### Set task:
Copy out all the records, word for word.

### Records shown:
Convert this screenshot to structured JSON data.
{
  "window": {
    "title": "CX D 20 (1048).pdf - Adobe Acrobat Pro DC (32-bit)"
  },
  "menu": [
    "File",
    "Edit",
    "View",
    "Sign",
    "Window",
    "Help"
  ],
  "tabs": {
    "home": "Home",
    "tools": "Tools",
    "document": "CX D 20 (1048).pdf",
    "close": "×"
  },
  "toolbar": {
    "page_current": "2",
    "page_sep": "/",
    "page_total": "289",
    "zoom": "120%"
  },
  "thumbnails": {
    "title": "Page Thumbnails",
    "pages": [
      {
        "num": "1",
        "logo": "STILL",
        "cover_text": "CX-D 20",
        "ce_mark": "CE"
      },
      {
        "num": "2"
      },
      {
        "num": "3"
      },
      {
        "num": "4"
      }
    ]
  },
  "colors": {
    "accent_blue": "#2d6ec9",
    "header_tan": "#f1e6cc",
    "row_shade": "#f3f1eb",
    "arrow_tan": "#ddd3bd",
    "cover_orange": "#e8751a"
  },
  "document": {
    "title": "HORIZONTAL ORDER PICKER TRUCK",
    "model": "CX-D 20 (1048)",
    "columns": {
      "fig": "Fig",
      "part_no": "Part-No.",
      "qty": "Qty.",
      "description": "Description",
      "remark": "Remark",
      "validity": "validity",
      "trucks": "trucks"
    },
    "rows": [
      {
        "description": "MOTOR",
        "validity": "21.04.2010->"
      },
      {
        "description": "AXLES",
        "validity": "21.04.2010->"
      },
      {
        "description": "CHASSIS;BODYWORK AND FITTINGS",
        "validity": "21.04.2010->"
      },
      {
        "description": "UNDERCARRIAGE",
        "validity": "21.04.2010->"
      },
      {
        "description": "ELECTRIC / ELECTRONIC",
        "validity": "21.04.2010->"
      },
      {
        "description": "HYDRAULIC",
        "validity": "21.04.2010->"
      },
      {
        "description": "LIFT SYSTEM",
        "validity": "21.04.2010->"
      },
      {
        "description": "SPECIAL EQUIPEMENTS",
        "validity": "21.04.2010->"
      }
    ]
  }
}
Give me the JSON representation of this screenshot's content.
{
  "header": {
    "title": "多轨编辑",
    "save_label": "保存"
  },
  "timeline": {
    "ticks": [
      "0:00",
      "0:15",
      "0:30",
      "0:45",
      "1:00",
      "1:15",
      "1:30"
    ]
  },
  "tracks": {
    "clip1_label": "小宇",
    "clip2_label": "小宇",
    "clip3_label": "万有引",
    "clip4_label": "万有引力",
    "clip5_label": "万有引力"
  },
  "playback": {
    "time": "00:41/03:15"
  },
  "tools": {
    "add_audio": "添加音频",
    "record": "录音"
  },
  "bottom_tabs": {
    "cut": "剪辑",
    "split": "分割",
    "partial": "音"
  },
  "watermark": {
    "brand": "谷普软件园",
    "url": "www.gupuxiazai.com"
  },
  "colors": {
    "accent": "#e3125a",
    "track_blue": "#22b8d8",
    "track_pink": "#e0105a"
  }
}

### Output for this task:
Convert this screenshot to structured JSON data.
{
  "window": {
    "title": "CX D 20 (1048).pdf - Adobe Acrobat Pro DC (32-bit)"
  },
  "menu": [
    "File",
    "Edit",
    "View",
    "Sign",
    "Window",
    "Help"
  ],
  "tabs": {
    "home": "Home",
    "tools": "Tools",
    "document": "CX D 20 (1048).pdf",
    "close": "×"
  },
  "toolbar": {
    "page_current": "2",
    "page_sep": "/",
    "page_total": "289",
    "zoom": "120%"
  },
  "thumbnails": {
    "title": "Page Thumbnails",
    "pages": [
      {
        "num": "1",
        "logo": "STILL",
        "cover_text": "CX-D 20",
        "ce_mark": "CE"
      },
      {
        "num": "2"
      },
      {
        "num": "3"
      },
      {
        "num": "4"
      }
    ]
  },
  "colors": {
    "accent_blue": "#2d6ec9",
    "header_tan": "#f1e6cc",
    "row_shade": "#f3f1eb",
    "arrow_tan": "#ddd3bd",
    "cover_orange": "#e8751a"
  },
  "document": {
    "title": "HORIZONTAL ORDER PICKER TRUCK",
    "model": "CX-D 20 (1048)",
    "columns": {
      "fig": "Fig",
      "part_no": "Part-No.",
      "qty": "Qty.",
      "description": "Description",
      "remark": "Remark",
      "validity": "validity",
      "trucks": "trucks"
    },
    "rows": [
      {
        "description": "MOTOR",
        "validity": "21.04.2010->"
      },
      {
        "description": "AXLES",
        "validity": "21.04.2010->"
      },
      {
        "description": "CHASSIS;BODYWORK AND FITTINGS",
        "validity": "21.04.2010->"
      },
      {
        "description": "UNDERCARRIAGE",
        "validity": "21.04.2010->"
      },
      {
        "description": "ELECTRIC / ELECTRONIC",
        "validity": "21.04.2010->"
      },
      {
        "description": "HYDRAULIC",
        "validity": "21.04.2010->"
      },
      {
        "description": "LIFT SYSTEM",
        "validity": "21.04.2010->"
      },
      {
        "description": "SPECIAL EQUIPEMENTS",
        "validity": "21.04.2010->"
      }
    ]
  }
}
Give me the JSON representation of this screenshot's content.
{
  "header": {
    "title": "多轨编辑",
    "save_label": "保存"
  },
  "timeline": {
    "ticks": [
      "0:00",
      "0:15",
      "0:30",
      "0:45",
      "1:00",
      "1:15",
      "1:30"
    ]
  },
  "tracks": {
    "clip1_label": "小宇",
    "clip2_label": "小宇",
    "clip3_label": "万有引",
    "clip4_label": "万有引力",
    "clip5_label": "万有引力"
  },
  "playback": {
    "time": "00:41/03:15"
  },
  "tools": {
    "add_audio": "添加音频",
    "record": "录音"
  },
  "bottom_tabs": {
    "cut": "剪辑",
    "split": "分割",
    "partial": "音"
  },
  "watermark": {
    "brand": "谷普软件园",
    "url": "www.gupuxiazai.com"
  },
  "colors": {
    "accent": "#e3125a",
    "track_blue": "#22b8d8",
    "track_pink": "#e0105a"
  }
}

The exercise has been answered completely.